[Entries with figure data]
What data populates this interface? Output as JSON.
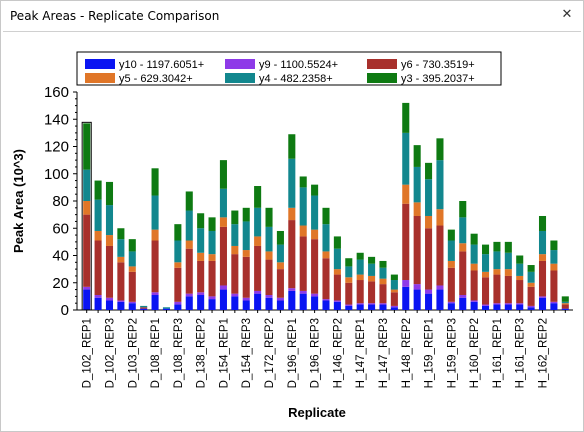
{
  "window": {
    "title": "Peak Areas - Replicate Comparison",
    "close_glyph": "✕"
  },
  "colors": {
    "y10": "#0a14f2",
    "y9": "#8e3ae8",
    "y6": "#a8302c",
    "y5": "#e07628",
    "y4": "#12878e",
    "y3": "#0e7a12"
  },
  "chart_data": {
    "type": "bar",
    "stacked": true,
    "xlabel": "Replicate",
    "ylabel": "Peak Area (10^3)",
    "ylim": [
      0,
      160
    ],
    "yticks": [
      0,
      20,
      40,
      60,
      80,
      100,
      120,
      140,
      160
    ],
    "legend": {
      "placement": "top",
      "columns": 3
    },
    "series": [
      {
        "key": "y10",
        "name": "y10 - 1197.6051+",
        "color": "#0a14f2"
      },
      {
        "key": "y9",
        "name": "y9 - 1100.5524+",
        "color": "#8e3ae8"
      },
      {
        "key": "y6",
        "name": "y6 - 730.3519+",
        "color": "#a8302c"
      },
      {
        "key": "y5",
        "name": "y5 - 629.3042+",
        "color": "#e07628"
      },
      {
        "key": "y4",
        "name": "y4 - 482.2358+",
        "color": "#12878e"
      },
      {
        "key": "y3",
        "name": "y3 - 395.2037+",
        "color": "#0e7a12"
      }
    ],
    "tick_labels": [
      "D_102_REP1",
      "D_102_REP3",
      "D_103_REP2",
      "D_108_REP1",
      "D_108_REP3",
      "D_138_REP2",
      "D_154_REP1",
      "D_154_REP3",
      "D_172_REP2",
      "D_196_REP1",
      "D_196_REP3",
      "H_146_REP2",
      "H_147_REP1",
      "H_147_REP3",
      "H_148_REP2",
      "H_159_REP1",
      "H_159_REP3",
      "H_160_REP2",
      "H_161_REP1",
      "H_161_REP3",
      "H_162_REP2"
    ],
    "selected_index": 0,
    "bars": [
      {
        "y10": 15,
        "y9": 2,
        "y6": 53,
        "y5": 10,
        "y4": 23,
        "y3": 34
      },
      {
        "y10": 9,
        "y9": 2,
        "y6": 40,
        "y5": 7,
        "y4": 23,
        "y3": 14
      },
      {
        "y10": 7,
        "y9": 2,
        "y6": 38,
        "y5": 8,
        "y4": 22,
        "y3": 17
      },
      {
        "y10": 6,
        "y9": 1,
        "y6": 28,
        "y5": 4,
        "y4": 13,
        "y3": 8
      },
      {
        "y10": 5,
        "y9": 1,
        "y6": 22,
        "y5": 4,
        "y4": 11,
        "y3": 9
      },
      {
        "y10": 1,
        "y9": 0,
        "y6": 1,
        "y5": 0,
        "y4": 1,
        "y3": 0
      },
      {
        "y10": 11,
        "y9": 2,
        "y6": 38,
        "y5": 8,
        "y4": 25,
        "y3": 20
      },
      {
        "y10": 1,
        "y9": 0,
        "y6": 0,
        "y5": 0,
        "y4": 1,
        "y3": 0
      },
      {
        "y10": 4,
        "y9": 2,
        "y6": 25,
        "y5": 4,
        "y4": 16,
        "y3": 12
      },
      {
        "y10": 10,
        "y9": 2,
        "y6": 33,
        "y5": 6,
        "y4": 22,
        "y3": 14
      },
      {
        "y10": 11,
        "y9": 2,
        "y6": 23,
        "y5": 6,
        "y4": 18,
        "y3": 11
      },
      {
        "y10": 8,
        "y9": 2,
        "y6": 26,
        "y5": 5,
        "y4": 17,
        "y3": 10
      },
      {
        "y10": 15,
        "y9": 3,
        "y6": 43,
        "y5": 7,
        "y4": 21,
        "y3": 21
      },
      {
        "y10": 10,
        "y9": 2,
        "y6": 29,
        "y5": 6,
        "y4": 16,
        "y3": 10
      },
      {
        "y10": 7,
        "y9": 2,
        "y6": 30,
        "y5": 5,
        "y4": 21,
        "y3": 10
      },
      {
        "y10": 12,
        "y9": 2,
        "y6": 33,
        "y5": 7,
        "y4": 21,
        "y3": 16
      },
      {
        "y10": 9,
        "y9": 2,
        "y6": 26,
        "y5": 6,
        "y4": 18,
        "y3": 14
      },
      {
        "y10": 7,
        "y9": 2,
        "y6": 21,
        "y5": 5,
        "y4": 13,
        "y3": 10
      },
      {
        "y10": 14,
        "y9": 2,
        "y6": 50,
        "y5": 9,
        "y4": 36,
        "y3": 18
      },
      {
        "y10": 12,
        "y9": 2,
        "y6": 40,
        "y5": 8,
        "y4": 28,
        "y3": 8
      },
      {
        "y10": 10,
        "y9": 2,
        "y6": 40,
        "y5": 7,
        "y4": 25,
        "y3": 8
      },
      {
        "y10": 7,
        "y9": 1,
        "y6": 30,
        "y5": 5,
        "y4": 20,
        "y3": 12
      },
      {
        "y10": 6,
        "y9": 1,
        "y6": 19,
        "y5": 4,
        "y4": 15,
        "y3": 9
      },
      {
        "y10": 3,
        "y9": 1,
        "y6": 16,
        "y5": 4,
        "y4": 8,
        "y3": 6
      },
      {
        "y10": 4,
        "y9": 1,
        "y6": 17,
        "y5": 4,
        "y4": 11,
        "y3": 5
      },
      {
        "y10": 4,
        "y9": 1,
        "y6": 16,
        "y5": 4,
        "y4": 9,
        "y3": 5
      },
      {
        "y10": 4,
        "y9": 1,
        "y6": 14,
        "y5": 4,
        "y4": 8,
        "y3": 5
      },
      {
        "y10": 2,
        "y9": 1,
        "y6": 10,
        "y5": 2,
        "y4": 7,
        "y3": 4
      },
      {
        "y10": 17,
        "y9": 5,
        "y6": 56,
        "y5": 14,
        "y4": 38,
        "y3": 22
      },
      {
        "y10": 15,
        "y9": 4,
        "y6": 50,
        "y5": 10,
        "y4": 26,
        "y3": 16
      },
      {
        "y10": 12,
        "y9": 3,
        "y6": 45,
        "y5": 9,
        "y4": 27,
        "y3": 12
      },
      {
        "y10": 15,
        "y9": 3,
        "y6": 44,
        "y5": 12,
        "y4": 36,
        "y3": 16
      },
      {
        "y10": 5,
        "y9": 1,
        "y6": 25,
        "y5": 5,
        "y4": 15,
        "y3": 8
      },
      {
        "y10": 9,
        "y9": 2,
        "y6": 32,
        "y5": 6,
        "y4": 19,
        "y3": 12
      },
      {
        "y10": 6,
        "y9": 1,
        "y6": 22,
        "y5": 5,
        "y4": 14,
        "y3": 8
      },
      {
        "y10": 3,
        "y9": 1,
        "y6": 20,
        "y5": 4,
        "y4": 13,
        "y3": 7
      },
      {
        "y10": 4,
        "y9": 1,
        "y6": 21,
        "y5": 4,
        "y4": 13,
        "y3": 7
      },
      {
        "y10": 4,
        "y9": 1,
        "y6": 20,
        "y5": 5,
        "y4": 12,
        "y3": 8
      },
      {
        "y10": 4,
        "y9": 1,
        "y6": 17,
        "y5": 3,
        "y4": 9,
        "y3": 6
      },
      {
        "y10": 2,
        "y9": 1,
        "y6": 14,
        "y5": 3,
        "y4": 8,
        "y3": 5
      },
      {
        "y10": 9,
        "y9": 1,
        "y6": 26,
        "y5": 5,
        "y4": 17,
        "y3": 11
      },
      {
        "y10": 5,
        "y9": 1,
        "y6": 23,
        "y5": 5,
        "y4": 10,
        "y3": 7
      },
      {
        "y10": 1,
        "y9": 0,
        "y6": 3,
        "y5": 1,
        "y4": 1,
        "y3": 4
      }
    ]
  }
}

- _Exercise aim_:
Reply with one number only: the count of lines in the entries that contain "Replicate".

- _Response for this exercise_:
2